SUPPLIED MATERIAL →

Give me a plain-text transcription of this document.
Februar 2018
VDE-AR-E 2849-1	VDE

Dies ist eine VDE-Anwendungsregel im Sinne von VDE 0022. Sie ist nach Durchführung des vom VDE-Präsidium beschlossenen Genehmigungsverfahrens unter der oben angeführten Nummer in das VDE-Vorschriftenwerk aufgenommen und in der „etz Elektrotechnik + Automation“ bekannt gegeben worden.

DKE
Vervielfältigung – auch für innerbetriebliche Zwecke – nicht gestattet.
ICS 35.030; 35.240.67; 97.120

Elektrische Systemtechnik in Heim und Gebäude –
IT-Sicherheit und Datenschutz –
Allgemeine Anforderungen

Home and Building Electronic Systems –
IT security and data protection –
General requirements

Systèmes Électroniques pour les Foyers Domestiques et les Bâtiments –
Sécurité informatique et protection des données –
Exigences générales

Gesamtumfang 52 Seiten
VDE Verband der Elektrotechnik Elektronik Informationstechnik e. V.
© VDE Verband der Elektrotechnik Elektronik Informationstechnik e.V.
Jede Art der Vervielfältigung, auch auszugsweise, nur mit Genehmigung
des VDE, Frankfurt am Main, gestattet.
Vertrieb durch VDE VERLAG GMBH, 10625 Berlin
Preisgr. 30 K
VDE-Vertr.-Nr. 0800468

WHAT TO PRODUCE → Copy the full listing verbatim.

RESPONSE →
Give me a plain-text transcription of this document.
Februar 2018
VDE-AR-E 2849-1	VDE

Dies ist eine VDE-Anwendungsregel im Sinne von VDE 0022. Sie ist nach Durchführung des vom VDE-Präsidium beschlossenen Genehmigungsverfahrens unter der oben angeführten Nummer in das VDE-Vorschriftenwerk aufgenommen und in der „etz Elektrotechnik + Automation“ bekannt gegeben worden.

DKE
Vervielfältigung – auch für innerbetriebliche Zwecke – nicht gestattet.
ICS 35.030; 35.240.67; 97.120

Elektrische Systemtechnik in Heim und Gebäude –
IT-Sicherheit und Datenschutz –
Allgemeine Anforderungen

Home and Building Electronic Systems –
IT security and data protection –
General requirements

Systèmes Électroniques pour les Foyers Domestiques et les Bâtiments –
Sécurité informatique et protection des données –
Exigences générales

Gesamtumfang 52 Seiten
VDE Verband der Elektrotechnik Elektronik Informationstechnik e. V.
© VDE Verband der Elektrotechnik Elektronik Informationstechnik e.V.
Jede Art der Vervielfältigung, auch auszugsweise, nur mit Genehmigung
des VDE, Frankfurt am Main, gestattet.
Vertrieb durch VDE VERLAG GMBH, 10625 Berlin
Preisgr. 30 K
VDE-Vertr.-Nr. 0800468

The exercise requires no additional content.